# Start of Data for this exercise

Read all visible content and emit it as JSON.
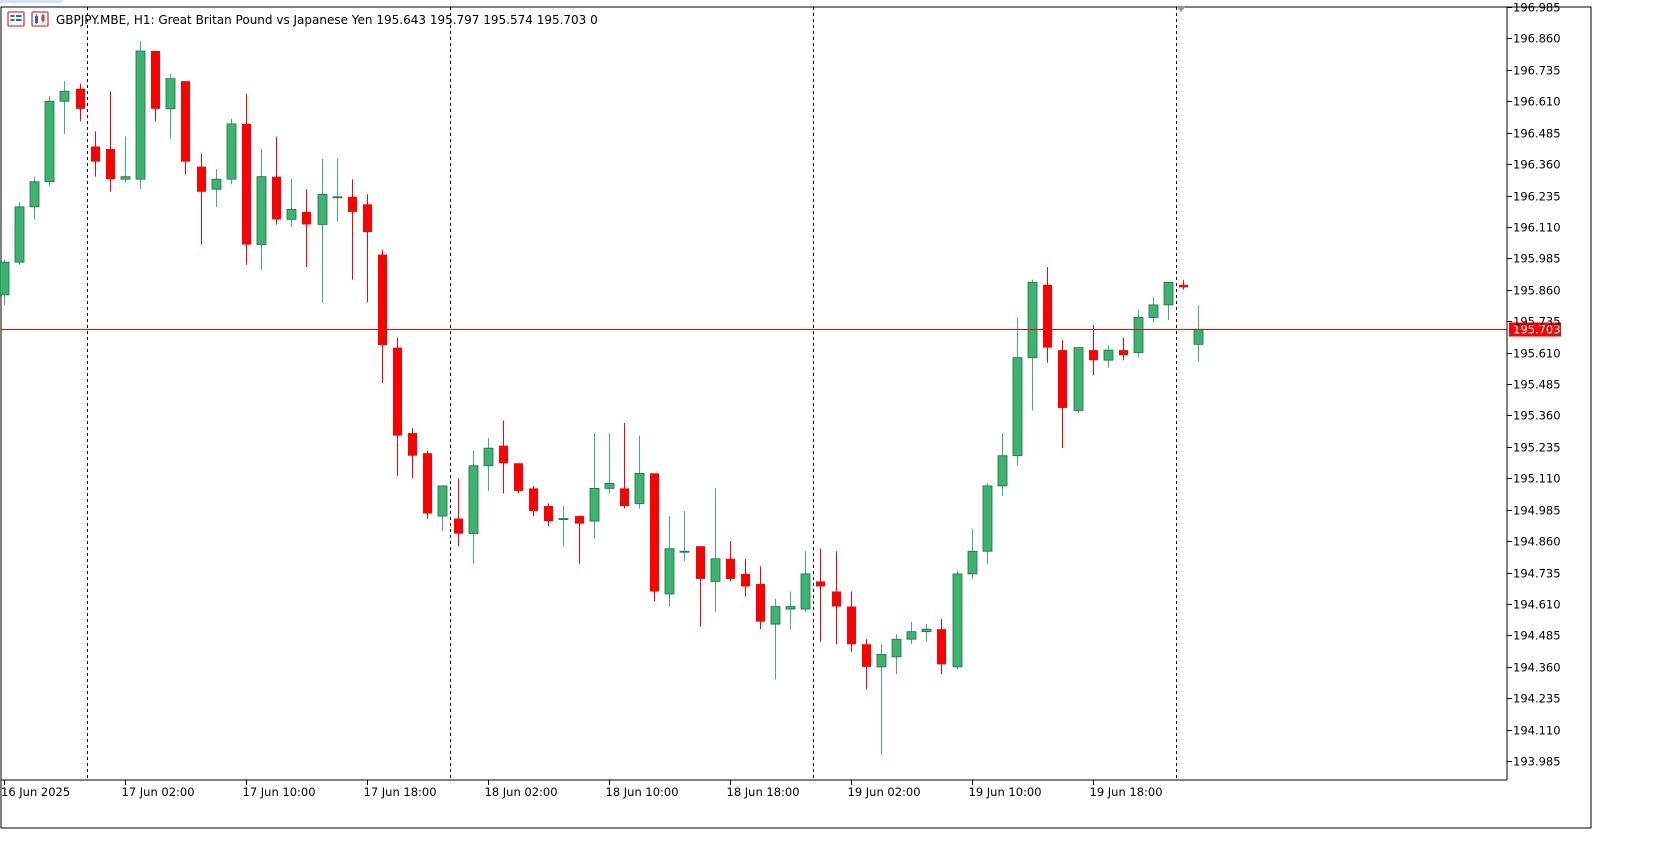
{
  "header": {
    "symbol": "GBPJPY.MBE",
    "timeframe": "H1",
    "description": "Great Britan Pound vs Japanese Yen",
    "ohlc_text": "195.643 195.797 195.574 195.703",
    "spread": "0",
    "icons": [
      "chart-menu-icon",
      "chart-type-icon"
    ]
  },
  "colors": {
    "background": "#ffffff",
    "bull": "#3cb371",
    "bear": "#ff0000",
    "price_line": "#ff0000",
    "separator": "#000000",
    "text": "#000000"
  },
  "chart_data": {
    "type": "candlestick",
    "instrument": "GBPJPY.MBE",
    "timeframe": "H1",
    "ylim": [
      193.91,
      196.985
    ],
    "yticks": [
      "196.985",
      "196.860",
      "196.735",
      "196.610",
      "196.485",
      "196.360",
      "196.235",
      "196.110",
      "195.985",
      "195.860",
      "195.735",
      "195.610",
      "195.485",
      "195.360",
      "195.235",
      "195.110",
      "194.985",
      "194.860",
      "194.735",
      "194.610",
      "194.485",
      "194.360",
      "194.235",
      "194.110",
      "193.985"
    ],
    "current_price": "195.703",
    "xticks": [
      {
        "label": "16 Jun 2025",
        "index": 0
      },
      {
        "label": "17 Jun 02:00",
        "index": 8
      },
      {
        "label": "17 Jun 10:00",
        "index": 16
      },
      {
        "label": "17 Jun 18:00",
        "index": 24
      },
      {
        "label": "18 Jun 02:00",
        "index": 32
      },
      {
        "label": "18 Jun 10:00",
        "index": 40
      },
      {
        "label": "18 Jun 18:00",
        "index": 48
      },
      {
        "label": "19 Jun 02:00",
        "index": 56
      },
      {
        "label": "19 Jun 10:00",
        "index": 64
      },
      {
        "label": "19 Jun 18:00",
        "index": 72
      }
    ],
    "day_separators": [
      5.5,
      29.5,
      53.5,
      77.5
    ],
    "candles": [
      [
        195.84,
        195.98,
        195.8,
        195.97
      ],
      [
        195.97,
        196.21,
        195.96,
        196.19
      ],
      [
        196.19,
        196.31,
        196.14,
        196.29
      ],
      [
        196.29,
        196.63,
        196.27,
        196.61
      ],
      [
        196.61,
        196.69,
        196.48,
        196.65
      ],
      [
        196.66,
        196.68,
        196.53,
        196.58
      ],
      [
        196.43,
        196.49,
        196.31,
        196.37
      ],
      [
        196.42,
        196.65,
        196.25,
        196.3
      ],
      [
        196.3,
        196.47,
        196.29,
        196.31
      ],
      [
        196.3,
        196.85,
        196.26,
        196.81
      ],
      [
        196.81,
        196.81,
        196.53,
        196.58
      ],
      [
        196.58,
        196.72,
        196.46,
        196.7
      ],
      [
        196.69,
        196.69,
        196.32,
        196.37
      ],
      [
        196.35,
        196.4,
        196.04,
        196.25
      ],
      [
        196.26,
        196.34,
        196.19,
        196.3
      ],
      [
        196.3,
        196.54,
        196.28,
        196.52
      ],
      [
        196.52,
        196.64,
        195.96,
        196.04
      ],
      [
        196.04,
        196.42,
        195.94,
        196.31
      ],
      [
        196.31,
        196.47,
        196.12,
        196.14
      ],
      [
        196.14,
        196.3,
        196.11,
        196.18
      ],
      [
        196.17,
        196.26,
        195.95,
        196.12
      ],
      [
        196.12,
        196.38,
        195.81,
        196.24
      ],
      [
        196.23,
        196.38,
        196.13,
        196.23
      ],
      [
        196.23,
        196.3,
        195.9,
        196.17
      ],
      [
        196.2,
        196.24,
        195.81,
        196.09
      ],
      [
        196.0,
        196.02,
        195.49,
        195.64
      ],
      [
        195.63,
        195.67,
        195.12,
        195.28
      ],
      [
        195.29,
        195.31,
        195.11,
        195.2
      ],
      [
        195.21,
        195.22,
        194.95,
        194.97
      ],
      [
        194.96,
        195.08,
        194.9,
        195.08
      ],
      [
        194.95,
        195.11,
        194.84,
        194.89
      ],
      [
        194.89,
        195.22,
        194.77,
        195.16
      ],
      [
        195.16,
        195.27,
        195.06,
        195.23
      ],
      [
        195.24,
        195.34,
        195.05,
        195.17
      ],
      [
        195.17,
        195.17,
        195.05,
        195.06
      ],
      [
        195.07,
        195.08,
        194.96,
        194.98
      ],
      [
        195.0,
        195.01,
        194.92,
        194.94
      ],
      [
        194.95,
        195.0,
        194.84,
        194.95
      ],
      [
        194.96,
        194.96,
        194.77,
        194.93
      ],
      [
        194.94,
        195.29,
        194.87,
        195.07
      ],
      [
        195.07,
        195.29,
        195.05,
        195.09
      ],
      [
        195.07,
        195.33,
        194.99,
        195.0
      ],
      [
        195.01,
        195.28,
        194.99,
        195.13
      ],
      [
        195.13,
        195.13,
        194.62,
        194.66
      ],
      [
        194.65,
        194.96,
        194.6,
        194.83
      ],
      [
        194.82,
        194.98,
        194.78,
        194.82
      ],
      [
        194.84,
        194.84,
        194.52,
        194.71
      ],
      [
        194.7,
        195.07,
        194.58,
        194.79
      ],
      [
        194.79,
        194.86,
        194.7,
        194.71
      ],
      [
        194.73,
        194.79,
        194.64,
        194.68
      ],
      [
        194.69,
        194.76,
        194.51,
        194.54
      ],
      [
        194.53,
        194.63,
        194.31,
        194.6
      ],
      [
        194.59,
        194.66,
        194.51,
        194.6
      ],
      [
        194.59,
        194.82,
        194.58,
        194.73
      ],
      [
        194.7,
        194.83,
        194.46,
        194.68
      ],
      [
        194.66,
        194.82,
        194.45,
        194.6
      ],
      [
        194.6,
        194.66,
        194.42,
        194.45
      ],
      [
        194.45,
        194.47,
        194.27,
        194.36
      ],
      [
        194.36,
        194.45,
        194.01,
        194.41
      ],
      [
        194.4,
        194.49,
        194.33,
        194.47
      ],
      [
        194.47,
        194.54,
        194.45,
        194.5
      ],
      [
        194.5,
        194.53,
        194.46,
        194.51
      ],
      [
        194.51,
        194.55,
        194.33,
        194.37
      ],
      [
        194.36,
        194.74,
        194.35,
        194.73
      ],
      [
        194.73,
        194.91,
        194.71,
        194.82
      ],
      [
        194.82,
        195.09,
        194.77,
        195.08
      ],
      [
        195.08,
        195.29,
        195.04,
        195.2
      ],
      [
        195.2,
        195.75,
        195.16,
        195.59
      ],
      [
        195.59,
        195.9,
        195.38,
        195.89
      ],
      [
        195.88,
        195.95,
        195.57,
        195.63
      ],
      [
        195.62,
        195.66,
        195.23,
        195.39
      ],
      [
        195.38,
        195.62,
        195.37,
        195.63
      ],
      [
        195.62,
        195.72,
        195.52,
        195.58
      ],
      [
        195.58,
        195.64,
        195.55,
        195.62
      ],
      [
        195.62,
        195.67,
        195.58,
        195.6
      ],
      [
        195.61,
        195.78,
        195.59,
        195.75
      ],
      [
        195.75,
        195.83,
        195.73,
        195.8
      ],
      [
        195.8,
        195.89,
        195.74,
        195.89
      ],
      [
        195.88,
        195.9,
        195.86,
        195.87
      ],
      [
        195.643,
        195.797,
        195.574,
        195.703
      ]
    ]
  }
}
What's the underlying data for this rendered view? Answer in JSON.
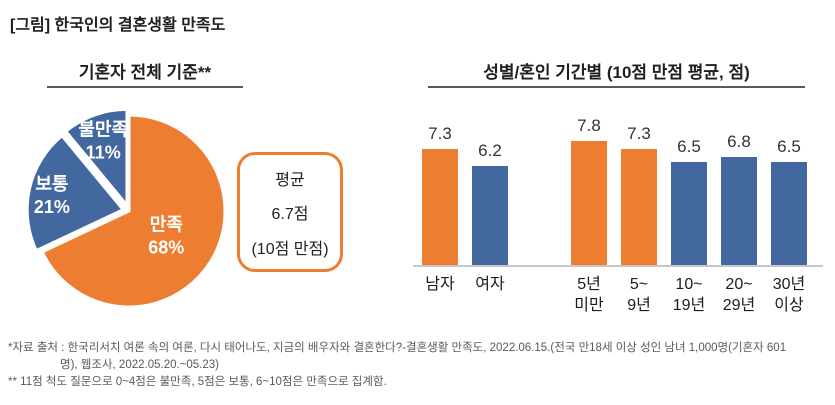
{
  "page": {
    "title": "[그림] 한국인의 결혼생활 만족도"
  },
  "colors": {
    "orange": "#ED7D31",
    "blue": "#42689F",
    "underline": "#595959",
    "baseline": "#C7C7C7",
    "footnote_text": "#595959",
    "pie_label_text": "#FFFFFF"
  },
  "pie_panel": {
    "title": "기혼자 전체 기준**",
    "avg_box": {
      "line1": "평균",
      "line2": "6.7점",
      "line3": "(10점 만점)"
    }
  },
  "bar_panel": {
    "title": "성별/혼인 기간별 (10점 만점 평균, 점)"
  },
  "chart_data": [
    {
      "type": "pie",
      "title": "기혼자 전체 기준**",
      "start_angle_deg": 0,
      "clockwise": true,
      "legend_position": "none",
      "slices": [
        {
          "label": "만족",
          "value": 68,
          "color": "#ED7D31",
          "explode": 0,
          "label_r": 0.46
        },
        {
          "label": "보통",
          "value": 21,
          "color": "#42689F",
          "explode": 6,
          "label_r": 0.76
        },
        {
          "label": "불만족",
          "value": 11,
          "color": "#42689F",
          "explode": 6,
          "label_r": 0.73
        }
      ],
      "annotation": "평균 6.7점 (10점 만점)"
    },
    {
      "type": "bar",
      "title": "성별/혼인 기간별 (10점 만점 평균, 점)",
      "categories": [
        "남자",
        "여자",
        "5년 미만",
        "5~9년",
        "10~19년",
        "20~29년",
        "30년 이상"
      ],
      "display_labels": [
        "남자",
        "여자",
        "5년\n미만",
        "5~\n9년",
        "10~\n19년",
        "20~\n29년",
        "30년\n이상"
      ],
      "values": [
        7.3,
        6.2,
        7.8,
        7.3,
        6.5,
        6.8,
        6.5
      ],
      "bar_colors": [
        "#ED7D31",
        "#42689F",
        "#ED7D31",
        "#ED7D31",
        "#42689F",
        "#42689F",
        "#42689F"
      ],
      "groups": [
        [
          0,
          1
        ],
        [
          2,
          3,
          4,
          5,
          6
        ]
      ],
      "ylim": [
        0,
        10
      ],
      "grid": false,
      "value_labels_shown": true
    }
  ],
  "footnote": {
    "line1": "*자료 출처 : 한국리서치 여론 속의 여론, 다시 태어나도, 지금의 배우자와 결혼한다?-결혼생활 만족도, 2022.06.15.(전국 만18세 이상 성인 남녀 1,000명(기혼자 601",
    "line2": "명), 웹조사, 2022.05.20.~05.23)",
    "line3": "** 11점 척도 질문으로 0~4점은 불만족, 5점은 보통, 6~10점은 만족으로 집계함."
  }
}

# End of Data for this exercise

▶ [Stated problem] Scan the material for lines with the word "title", and copy each line you find.

▶ [Exercise response]
    "title": "[그림] 한국인의 결혼생활 만족도"
    "title": "기혼자 전체 기준**",
    "title": "성별/혼인 기간별 (10점 만점 평균, 점)"
      "title": "기혼자 전체 기준**",
      "title": "성별/혼인 기간별 (10점 만점 평균, 점)",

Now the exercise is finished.